**Brief**. Images appear in the records below; leave them out and repeat everything else exactly.

^^^^^^^^^^^^^^^^

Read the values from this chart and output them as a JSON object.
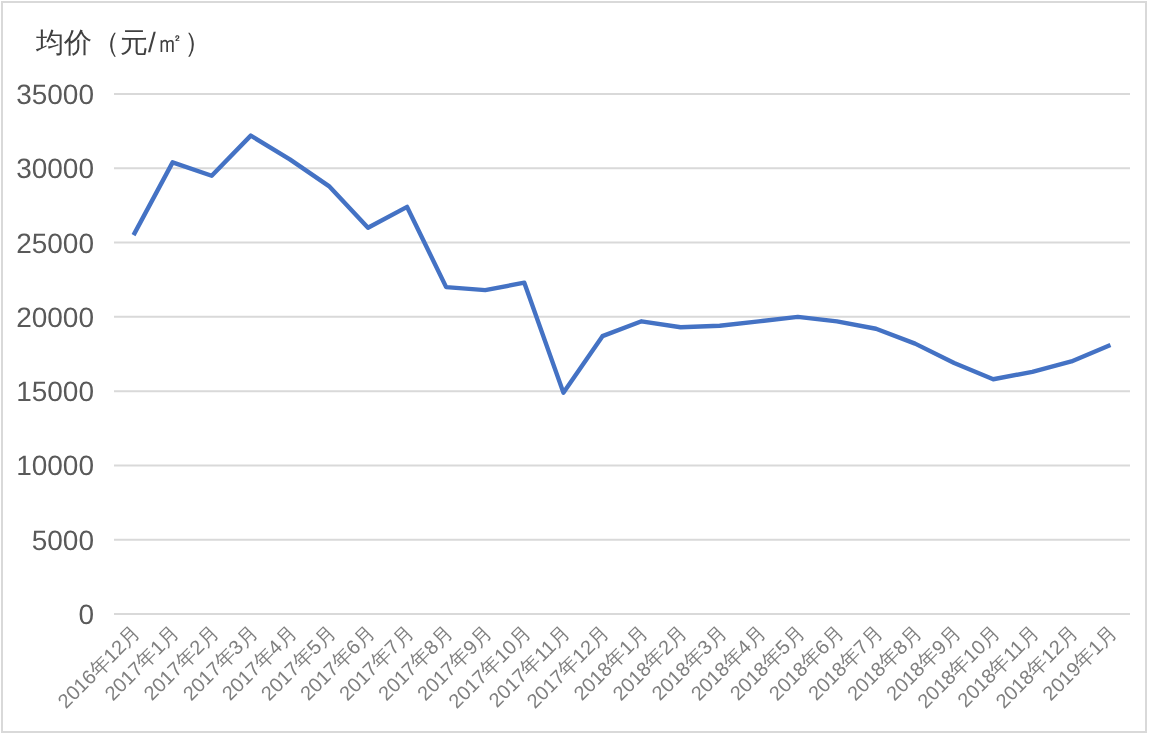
{
  "chart_data": {
    "type": "line",
    "ylabel": "均价（元/㎡）",
    "categories": [
      "2016年12月",
      "2017年1月",
      "2017年2月",
      "2017年3月",
      "2017年4月",
      "2017年5月",
      "2017年6月",
      "2017年7月",
      "2017年8月",
      "2017年9月",
      "2017年10月",
      "2017年11月",
      "2017年12月",
      "2018年1月",
      "2018年2月",
      "2018年3月",
      "2018年4月",
      "2018年5月",
      "2018年6月",
      "2018年7月",
      "2018年8月",
      "2018年9月",
      "2018年10月",
      "2018年11月",
      "2018年12月",
      "2019年1月"
    ],
    "series": [
      {
        "color": "#4472c4",
        "values": [
          25500,
          30400,
          29500,
          32200,
          30600,
          28800,
          26000,
          27400,
          22000,
          21800,
          22300,
          14900,
          18700,
          19700,
          19300,
          19400,
          19700,
          20000,
          19700,
          19200,
          18200,
          16900,
          15800,
          16300,
          17000,
          18100
        ]
      }
    ],
    "ylim": [
      0,
      35000
    ],
    "yticks": [
      0,
      5000,
      10000,
      15000,
      20000,
      25000,
      30000,
      35000
    ],
    "grid": "y",
    "marker": "none",
    "line_style": "solid"
  }
}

^^^^^^^^^^^^^^^^

**Answer to the task**.
Read the values from this chart and output them as a JSON object.
{
  "chart_data": {
    "type": "line",
    "ylabel": "均价（元/㎡）",
    "categories": [
      "2016年12月",
      "2017年1月",
      "2017年2月",
      "2017年3月",
      "2017年4月",
      "2017年5月",
      "2017年6月",
      "2017年7月",
      "2017年8月",
      "2017年9月",
      "2017年10月",
      "2017年11月",
      "2017年12月",
      "2018年1月",
      "2018年2月",
      "2018年3月",
      "2018年4月",
      "2018年5月",
      "2018年6月",
      "2018年7月",
      "2018年8月",
      "2018年9月",
      "2018年10月",
      "2018年11月",
      "2018年12月",
      "2019年1月"
    ],
    "series": [
      {
        "color": "#4472c4",
        "values": [
          25500,
          30400,
          29500,
          32200,
          30600,
          28800,
          26000,
          27400,
          22000,
          21800,
          22300,
          14900,
          18700,
          19700,
          19300,
          19400,
          19700,
          20000,
          19700,
          19200,
          18200,
          16900,
          15800,
          16300,
          17000,
          18100
        ]
      }
    ],
    "ylim": [
      0,
      35000
    ],
    "yticks": [
      0,
      5000,
      10000,
      15000,
      20000,
      25000,
      30000,
      35000
    ],
    "grid": "y",
    "marker": "none",
    "line_style": "solid"
  }
}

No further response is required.